[Input]
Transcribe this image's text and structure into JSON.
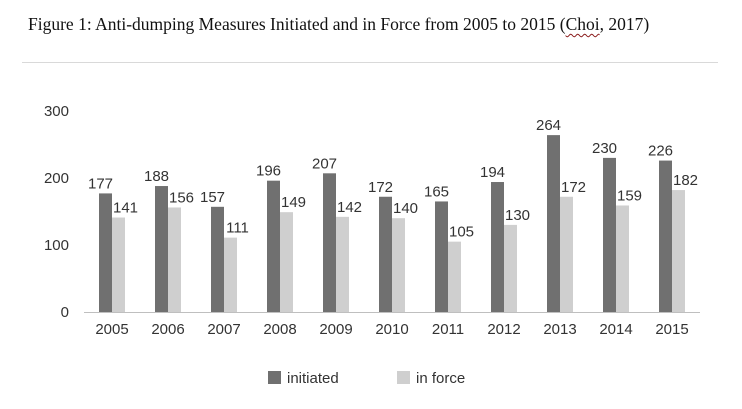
{
  "caption": {
    "prefix": "Figure 1: Anti-dumping Measures Initiated and in Force from 2005 to 2015 (",
    "author": "Choi",
    "suffix": ", 2017)"
  },
  "colors": {
    "initiated": "#707070",
    "in_force": "#cfcfcf",
    "axis": "#bfbfbf"
  },
  "chart_data": {
    "type": "bar",
    "categories": [
      "2005",
      "2006",
      "2007",
      "2008",
      "2009",
      "2010",
      "2011",
      "2012",
      "2013",
      "2014",
      "2015"
    ],
    "series": [
      {
        "name": "initiated",
        "values": [
          177,
          188,
          157,
          196,
          207,
          172,
          165,
          194,
          264,
          230,
          226
        ]
      },
      {
        "name": "in force",
        "values": [
          141,
          156,
          111,
          149,
          142,
          140,
          105,
          130,
          172,
          159,
          182
        ]
      }
    ],
    "y_ticks": [
      0,
      100,
      200,
      300
    ],
    "ylim": [
      0,
      300
    ],
    "title": "",
    "xlabel": "",
    "ylabel": "",
    "legend_position": "bottom",
    "grid": false
  }
}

[Exercise objective] Pictures in the records above are not copied; print everything else exactly.

[Answer to the exercise]
Transcribe this image's text and structure into JSON.
{
  "caption": {
    "prefix": "Figure 1: Anti-dumping Measures Initiated and in Force from 2005 to 2015 (",
    "author": "Choi",
    "suffix": ", 2017)"
  },
  "colors": {
    "initiated": "#707070",
    "in_force": "#cfcfcf",
    "axis": "#bfbfbf"
  },
  "chart_data": {
    "type": "bar",
    "categories": [
      "2005",
      "2006",
      "2007",
      "2008",
      "2009",
      "2010",
      "2011",
      "2012",
      "2013",
      "2014",
      "2015"
    ],
    "series": [
      {
        "name": "initiated",
        "values": [
          177,
          188,
          157,
          196,
          207,
          172,
          165,
          194,
          264,
          230,
          226
        ]
      },
      {
        "name": "in force",
        "values": [
          141,
          156,
          111,
          149,
          142,
          140,
          105,
          130,
          172,
          159,
          182
        ]
      }
    ],
    "y_ticks": [
      0,
      100,
      200,
      300
    ],
    "ylim": [
      0,
      300
    ],
    "title": "",
    "xlabel": "",
    "ylabel": "",
    "legend_position": "bottom",
    "grid": false
  }
}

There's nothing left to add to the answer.